• **What needs to be done**
Each entry must be reproduced precisely as it stands.

• **Input records**
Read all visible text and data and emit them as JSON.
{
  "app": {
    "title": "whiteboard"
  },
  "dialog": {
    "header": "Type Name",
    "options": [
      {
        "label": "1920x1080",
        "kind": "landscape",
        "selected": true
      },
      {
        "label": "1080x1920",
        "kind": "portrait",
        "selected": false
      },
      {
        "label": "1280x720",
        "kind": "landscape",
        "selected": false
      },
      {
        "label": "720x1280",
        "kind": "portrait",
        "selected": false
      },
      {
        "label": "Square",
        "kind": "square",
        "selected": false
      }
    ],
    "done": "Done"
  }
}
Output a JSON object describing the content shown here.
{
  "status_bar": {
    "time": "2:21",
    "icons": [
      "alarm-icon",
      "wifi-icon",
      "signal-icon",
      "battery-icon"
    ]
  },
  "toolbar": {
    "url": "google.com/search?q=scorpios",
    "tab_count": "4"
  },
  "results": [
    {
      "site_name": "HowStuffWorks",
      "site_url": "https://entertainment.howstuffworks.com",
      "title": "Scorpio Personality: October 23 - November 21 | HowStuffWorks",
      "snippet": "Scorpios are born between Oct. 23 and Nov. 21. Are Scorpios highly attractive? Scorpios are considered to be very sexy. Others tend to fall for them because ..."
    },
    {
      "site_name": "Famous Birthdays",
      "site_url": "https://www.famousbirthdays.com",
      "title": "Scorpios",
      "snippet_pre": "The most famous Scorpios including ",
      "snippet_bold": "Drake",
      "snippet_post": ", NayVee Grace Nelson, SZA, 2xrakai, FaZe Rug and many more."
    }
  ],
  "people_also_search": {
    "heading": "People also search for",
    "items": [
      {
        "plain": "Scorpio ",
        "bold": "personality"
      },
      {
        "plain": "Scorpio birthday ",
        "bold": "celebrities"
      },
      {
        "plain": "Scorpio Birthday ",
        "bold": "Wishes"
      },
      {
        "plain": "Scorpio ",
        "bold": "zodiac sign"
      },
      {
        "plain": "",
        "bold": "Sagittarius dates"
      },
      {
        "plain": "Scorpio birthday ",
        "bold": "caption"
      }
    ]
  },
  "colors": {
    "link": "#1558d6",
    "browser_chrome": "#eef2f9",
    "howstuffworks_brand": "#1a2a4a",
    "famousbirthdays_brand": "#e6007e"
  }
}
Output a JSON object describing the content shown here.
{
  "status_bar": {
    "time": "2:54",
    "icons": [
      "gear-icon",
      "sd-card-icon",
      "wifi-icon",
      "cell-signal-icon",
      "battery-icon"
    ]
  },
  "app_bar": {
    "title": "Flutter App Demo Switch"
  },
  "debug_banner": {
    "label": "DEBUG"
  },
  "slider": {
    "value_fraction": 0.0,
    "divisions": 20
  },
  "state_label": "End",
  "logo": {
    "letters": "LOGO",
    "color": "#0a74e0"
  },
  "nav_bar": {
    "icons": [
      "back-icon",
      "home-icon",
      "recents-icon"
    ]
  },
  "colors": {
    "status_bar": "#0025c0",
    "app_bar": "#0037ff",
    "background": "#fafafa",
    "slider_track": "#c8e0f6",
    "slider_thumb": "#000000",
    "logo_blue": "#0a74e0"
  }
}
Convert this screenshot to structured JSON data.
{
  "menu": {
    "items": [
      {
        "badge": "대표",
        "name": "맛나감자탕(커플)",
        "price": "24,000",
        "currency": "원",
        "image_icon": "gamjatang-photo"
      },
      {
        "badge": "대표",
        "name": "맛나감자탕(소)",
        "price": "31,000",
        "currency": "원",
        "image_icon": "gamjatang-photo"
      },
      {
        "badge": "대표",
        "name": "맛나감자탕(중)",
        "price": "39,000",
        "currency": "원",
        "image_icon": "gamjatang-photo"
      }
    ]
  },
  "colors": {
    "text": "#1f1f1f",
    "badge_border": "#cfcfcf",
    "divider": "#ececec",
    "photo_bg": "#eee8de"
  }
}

• **The solution**
Read all visible text and data and emit them as JSON.
{
  "app": {
    "title": "whiteboard"
  },
  "dialog": {
    "header": "Type Name",
    "options": [
      {
        "label": "1920x1080",
        "kind": "landscape",
        "selected": true
      },
      {
        "label": "1080x1920",
        "kind": "portrait",
        "selected": false
      },
      {
        "label": "1280x720",
        "kind": "landscape",
        "selected": false
      },
      {
        "label": "720x1280",
        "kind": "portrait",
        "selected": false
      },
      {
        "label": "Square",
        "kind": "square",
        "selected": false
      }
    ],
    "done": "Done"
  }
}
Output a JSON object describing the content shown here.
{
  "status_bar": {
    "time": "2:21",
    "icons": [
      "alarm-icon",
      "wifi-icon",
      "signal-icon",
      "battery-icon"
    ]
  },
  "toolbar": {
    "url": "google.com/search?q=scorpios",
    "tab_count": "4"
  },
  "results": [
    {
      "site_name": "HowStuffWorks",
      "site_url": "https://entertainment.howstuffworks.com",
      "title": "Scorpio Personality: October 23 - November 21 | HowStuffWorks",
      "snippet": "Scorpios are born between Oct. 23 and Nov. 21. Are Scorpios highly attractive? Scorpios are considered to be very sexy. Others tend to fall for them because ..."
    },
    {
      "site_name": "Famous Birthdays",
      "site_url": "https://www.famousbirthdays.com",
      "title": "Scorpios",
      "snippet_pre": "The most famous Scorpios including ",
      "snippet_bold": "Drake",
      "snippet_post": ", NayVee Grace Nelson, SZA, 2xrakai, FaZe Rug and many more."
    }
  ],
  "people_also_search": {
    "heading": "People also search for",
    "items": [
      {
        "plain": "Scorpio ",
        "bold": "personality"
      },
      {
        "plain": "Scorpio birthday ",
        "bold": "celebrities"
      },
      {
        "plain": "Scorpio Birthday ",
        "bold": "Wishes"
      },
      {
        "plain": "Scorpio ",
        "bold": "zodiac sign"
      },
      {
        "plain": "",
        "bold": "Sagittarius dates"
      },
      {
        "plain": "Scorpio birthday ",
        "bold": "caption"
      }
    ]
  },
  "colors": {
    "link": "#1558d6",
    "browser_chrome": "#eef2f9",
    "howstuffworks_brand": "#1a2a4a",
    "famousbirthdays_brand": "#e6007e"
  }
}
Output a JSON object describing the content shown here.
{
  "status_bar": {
    "time": "2:54",
    "icons": [
      "gear-icon",
      "sd-card-icon",
      "wifi-icon",
      "cell-signal-icon",
      "battery-icon"
    ]
  },
  "app_bar": {
    "title": "Flutter App Demo Switch"
  },
  "debug_banner": {
    "label": "DEBUG"
  },
  "slider": {
    "value_fraction": 0.0,
    "divisions": 20
  },
  "state_label": "End",
  "logo": {
    "letters": "LOGO",
    "color": "#0a74e0"
  },
  "nav_bar": {
    "icons": [
      "back-icon",
      "home-icon",
      "recents-icon"
    ]
  },
  "colors": {
    "status_bar": "#0025c0",
    "app_bar": "#0037ff",
    "background": "#fafafa",
    "slider_track": "#c8e0f6",
    "slider_thumb": "#000000",
    "logo_blue": "#0a74e0"
  }
}
Convert this screenshot to structured JSON data.
{
  "menu": {
    "items": [
      {
        "badge": "대표",
        "name": "맛나감자탕(커플)",
        "price": "24,000",
        "currency": "원",
        "image_icon": "gamjatang-photo"
      },
      {
        "badge": "대표",
        "name": "맛나감자탕(소)",
        "price": "31,000",
        "currency": "원",
        "image_icon": "gamjatang-photo"
      },
      {
        "badge": "대표",
        "name": "맛나감자탕(중)",
        "price": "39,000",
        "currency": "원",
        "image_icon": "gamjatang-photo"
      }
    ]
  },
  "colors": {
    "text": "#1f1f1f",
    "badge_border": "#cfcfcf",
    "divider": "#ececec",
    "photo_bg": "#eee8de"
  }
}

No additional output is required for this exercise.